[Directions] Write out every record below exactly as it appears.

[Records supplied]
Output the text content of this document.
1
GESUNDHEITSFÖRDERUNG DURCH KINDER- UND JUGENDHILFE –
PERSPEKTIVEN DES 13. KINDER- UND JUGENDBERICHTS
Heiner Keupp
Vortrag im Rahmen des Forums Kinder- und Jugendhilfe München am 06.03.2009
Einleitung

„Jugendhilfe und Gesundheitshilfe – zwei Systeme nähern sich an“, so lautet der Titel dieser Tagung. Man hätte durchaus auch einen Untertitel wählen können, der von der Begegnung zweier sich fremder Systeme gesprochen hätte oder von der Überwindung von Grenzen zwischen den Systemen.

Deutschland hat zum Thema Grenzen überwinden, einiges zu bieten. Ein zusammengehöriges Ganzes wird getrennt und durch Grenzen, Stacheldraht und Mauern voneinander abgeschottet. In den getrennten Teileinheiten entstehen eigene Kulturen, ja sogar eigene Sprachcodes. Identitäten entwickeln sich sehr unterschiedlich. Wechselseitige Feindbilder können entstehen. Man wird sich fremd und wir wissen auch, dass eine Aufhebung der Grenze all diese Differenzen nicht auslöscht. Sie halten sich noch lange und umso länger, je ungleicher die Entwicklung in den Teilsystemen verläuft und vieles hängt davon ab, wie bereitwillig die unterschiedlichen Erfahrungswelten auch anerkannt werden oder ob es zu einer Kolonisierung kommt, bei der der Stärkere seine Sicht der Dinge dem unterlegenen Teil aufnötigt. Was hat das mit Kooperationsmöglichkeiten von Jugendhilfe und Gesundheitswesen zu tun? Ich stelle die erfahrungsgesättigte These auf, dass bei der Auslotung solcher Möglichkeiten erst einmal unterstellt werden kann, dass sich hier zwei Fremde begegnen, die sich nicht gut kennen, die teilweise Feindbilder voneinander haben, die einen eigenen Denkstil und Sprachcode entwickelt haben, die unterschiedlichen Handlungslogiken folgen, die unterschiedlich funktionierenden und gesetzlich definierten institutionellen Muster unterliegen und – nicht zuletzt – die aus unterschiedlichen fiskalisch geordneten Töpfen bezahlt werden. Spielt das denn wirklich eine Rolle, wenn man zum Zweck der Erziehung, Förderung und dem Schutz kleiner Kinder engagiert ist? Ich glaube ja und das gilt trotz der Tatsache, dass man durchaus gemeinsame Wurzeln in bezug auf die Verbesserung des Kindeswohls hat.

[Reply]
Output the text content of this document.
1
GESUNDHEITSFÖRDERUNG DURCH KINDER- UND JUGENDHILFE –
PERSPEKTIVEN DES 13. KINDER- UND JUGENDBERICHTS
Heiner Keupp
Vortrag im Rahmen des Forums Kinder- und Jugendhilfe München am 06.03.2009
Einleitung

„Jugendhilfe und Gesundheitshilfe – zwei Systeme nähern sich an“, so lautet der Titel dieser Tagung. Man hätte durchaus auch einen Untertitel wählen können, der von der Begegnung zweier sich fremder Systeme gesprochen hätte oder von der Überwindung von Grenzen zwischen den Systemen.

Deutschland hat zum Thema Grenzen überwinden, einiges zu bieten. Ein zusammengehöriges Ganzes wird getrennt und durch Grenzen, Stacheldraht und Mauern voneinander abgeschottet. In den getrennten Teileinheiten entstehen eigene Kulturen, ja sogar eigene Sprachcodes. Identitäten entwickeln sich sehr unterschiedlich. Wechselseitige Feindbilder können entstehen. Man wird sich fremd und wir wissen auch, dass eine Aufhebung der Grenze all diese Differenzen nicht auslöscht. Sie halten sich noch lange und umso länger, je ungleicher die Entwicklung in den Teilsystemen verläuft und vieles hängt davon ab, wie bereitwillig die unterschiedlichen Erfahrungswelten auch anerkannt werden oder ob es zu einer Kolonisierung kommt, bei der der Stärkere seine Sicht der Dinge dem unterlegenen Teil aufnötigt. Was hat das mit Kooperationsmöglichkeiten von Jugendhilfe und Gesundheitswesen zu tun? Ich stelle die erfahrungsgesättigte These auf, dass bei der Auslotung solcher Möglichkeiten erst einmal unterstellt werden kann, dass sich hier zwei Fremde begegnen, die sich nicht gut kennen, die teilweise Feindbilder voneinander haben, die einen eigenen Denkstil und Sprachcode entwickelt haben, die unterschiedlichen Handlungslogiken folgen, die unterschiedlich funktionierenden und gesetzlich definierten institutionellen Muster unterliegen und – nicht zuletzt – die aus unterschiedlichen fiskalisch geordneten Töpfen bezahlt werden. Spielt das denn wirklich eine Rolle, wenn man zum Zweck der Erziehung, Förderung und dem Schutz kleiner Kinder engagiert ist? Ich glaube ja und das gilt trotz der Tatsache, dass man durchaus gemeinsame Wurzeln in bezug auf die Verbesserung des Kindeswohls hat.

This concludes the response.